_Records provided_
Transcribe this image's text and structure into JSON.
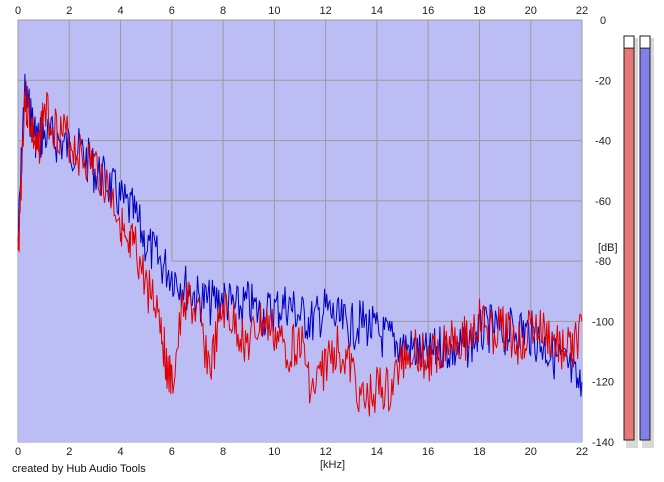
{
  "credit_text": "created by Hub Audio Tools",
  "colors": {
    "background": "#ffffff",
    "plot_fill": "#bdbdf6",
    "grid": "#9a9a9a",
    "left_channel": "#e00000",
    "right_channel": "#0000c0",
    "meter_left_fill": "#e87878",
    "meter_right_fill": "#8080e8"
  },
  "chart_data": {
    "type": "line",
    "xlabel": "[kHz]",
    "ylabel": "[dB]",
    "xlim": [
      0,
      22
    ],
    "ylim": [
      -140,
      0
    ],
    "x_ticks": [
      "0",
      "2",
      "4",
      "6",
      "8",
      "10",
      "12",
      "14",
      "16",
      "18",
      "20",
      "22"
    ],
    "y_ticks": [
      "0",
      "-20",
      "-40",
      "-60",
      "-80",
      "-100",
      "-120",
      "-140"
    ],
    "grid": true,
    "series": [
      {
        "color": "#e00000",
        "x": [
          0,
          0.25,
          0.5,
          0.75,
          1,
          1.5,
          2,
          2.5,
          3,
          3.5,
          4,
          4.25,
          4.5,
          5,
          5.5,
          5.75,
          6,
          6.5,
          7,
          7.5,
          8,
          8.5,
          9,
          9.5,
          10,
          10.5,
          11,
          11.5,
          12,
          12.5,
          13,
          13.5,
          14,
          14.5,
          15,
          15.5,
          16,
          16.5,
          17,
          17.5,
          18,
          18.5,
          19,
          19.5,
          20,
          20.5,
          21,
          21.5,
          22
        ],
        "y": [
          -75,
          -22,
          -30,
          -42,
          -26,
          -32,
          -36,
          -42,
          -44,
          -52,
          -62,
          -76,
          -70,
          -84,
          -92,
          -108,
          -118,
          -88,
          -94,
          -112,
          -92,
          -98,
          -104,
          -96,
          -100,
          -106,
          -102,
          -120,
          -110,
          -104,
          -112,
          -124,
          -118,
          -120,
          -108,
          -104,
          -110,
          -104,
          -100,
          -102,
          -96,
          -100,
          -98,
          -104,
          -98,
          -100,
          -104,
          -106,
          -100
        ]
      },
      {
        "color": "#0000c0",
        "x": [
          0,
          0.25,
          0.5,
          0.75,
          1,
          1.5,
          2,
          2.5,
          3,
          3.5,
          4,
          4.5,
          5,
          5.5,
          6,
          6.5,
          7,
          7.5,
          8,
          8.5,
          9,
          9.5,
          10,
          10.5,
          11,
          11.5,
          12,
          12.5,
          13,
          13.5,
          14,
          14.5,
          15,
          15.5,
          16,
          16.5,
          17,
          17.5,
          18,
          18.5,
          19,
          19.5,
          20,
          20.5,
          21,
          21.5,
          22
        ],
        "y": [
          -70,
          -20,
          -28,
          -36,
          -34,
          -36,
          -38,
          -40,
          -46,
          -50,
          -56,
          -60,
          -70,
          -76,
          -80,
          -84,
          -88,
          -90,
          -88,
          -92,
          -90,
          -94,
          -92,
          -90,
          -94,
          -96,
          -92,
          -96,
          -98,
          -96,
          -100,
          -102,
          -104,
          -106,
          -108,
          -104,
          -106,
          -104,
          -100,
          -98,
          -100,
          -98,
          -100,
          -104,
          -108,
          -112,
          -120
        ]
      }
    ]
  },
  "level_meters": {
    "left_level": 0.97,
    "right_level": 0.97
  }
}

_Short problem_
Your job is to transcribe the entries above exactly; skip the pictures.

_Complete response_
Transcribe this image's text and structure into JSON.
{
  "credit_text": "created by Hub Audio Tools",
  "colors": {
    "background": "#ffffff",
    "plot_fill": "#bdbdf6",
    "grid": "#9a9a9a",
    "left_channel": "#e00000",
    "right_channel": "#0000c0",
    "meter_left_fill": "#e87878",
    "meter_right_fill": "#8080e8"
  },
  "chart_data": {
    "type": "line",
    "xlabel": "[kHz]",
    "ylabel": "[dB]",
    "xlim": [
      0,
      22
    ],
    "ylim": [
      -140,
      0
    ],
    "x_ticks": [
      "0",
      "2",
      "4",
      "6",
      "8",
      "10",
      "12",
      "14",
      "16",
      "18",
      "20",
      "22"
    ],
    "y_ticks": [
      "0",
      "-20",
      "-40",
      "-60",
      "-80",
      "-100",
      "-120",
      "-140"
    ],
    "grid": true,
    "series": [
      {
        "color": "#e00000",
        "x": [
          0,
          0.25,
          0.5,
          0.75,
          1,
          1.5,
          2,
          2.5,
          3,
          3.5,
          4,
          4.25,
          4.5,
          5,
          5.5,
          5.75,
          6,
          6.5,
          7,
          7.5,
          8,
          8.5,
          9,
          9.5,
          10,
          10.5,
          11,
          11.5,
          12,
          12.5,
          13,
          13.5,
          14,
          14.5,
          15,
          15.5,
          16,
          16.5,
          17,
          17.5,
          18,
          18.5,
          19,
          19.5,
          20,
          20.5,
          21,
          21.5,
          22
        ],
        "y": [
          -75,
          -22,
          -30,
          -42,
          -26,
          -32,
          -36,
          -42,
          -44,
          -52,
          -62,
          -76,
          -70,
          -84,
          -92,
          -108,
          -118,
          -88,
          -94,
          -112,
          -92,
          -98,
          -104,
          -96,
          -100,
          -106,
          -102,
          -120,
          -110,
          -104,
          -112,
          -124,
          -118,
          -120,
          -108,
          -104,
          -110,
          -104,
          -100,
          -102,
          -96,
          -100,
          -98,
          -104,
          -98,
          -100,
          -104,
          -106,
          -100
        ]
      },
      {
        "color": "#0000c0",
        "x": [
          0,
          0.25,
          0.5,
          0.75,
          1,
          1.5,
          2,
          2.5,
          3,
          3.5,
          4,
          4.5,
          5,
          5.5,
          6,
          6.5,
          7,
          7.5,
          8,
          8.5,
          9,
          9.5,
          10,
          10.5,
          11,
          11.5,
          12,
          12.5,
          13,
          13.5,
          14,
          14.5,
          15,
          15.5,
          16,
          16.5,
          17,
          17.5,
          18,
          18.5,
          19,
          19.5,
          20,
          20.5,
          21,
          21.5,
          22
        ],
        "y": [
          -70,
          -20,
          -28,
          -36,
          -34,
          -36,
          -38,
          -40,
          -46,
          -50,
          -56,
          -60,
          -70,
          -76,
          -80,
          -84,
          -88,
          -90,
          -88,
          -92,
          -90,
          -94,
          -92,
          -90,
          -94,
          -96,
          -92,
          -96,
          -98,
          -96,
          -100,
          -102,
          -104,
          -106,
          -108,
          -104,
          -106,
          -104,
          -100,
          -98,
          -100,
          -98,
          -100,
          -104,
          -108,
          -112,
          -120
        ]
      }
    ]
  },
  "level_meters": {
    "left_level": 0.97,
    "right_level": 0.97
  }
}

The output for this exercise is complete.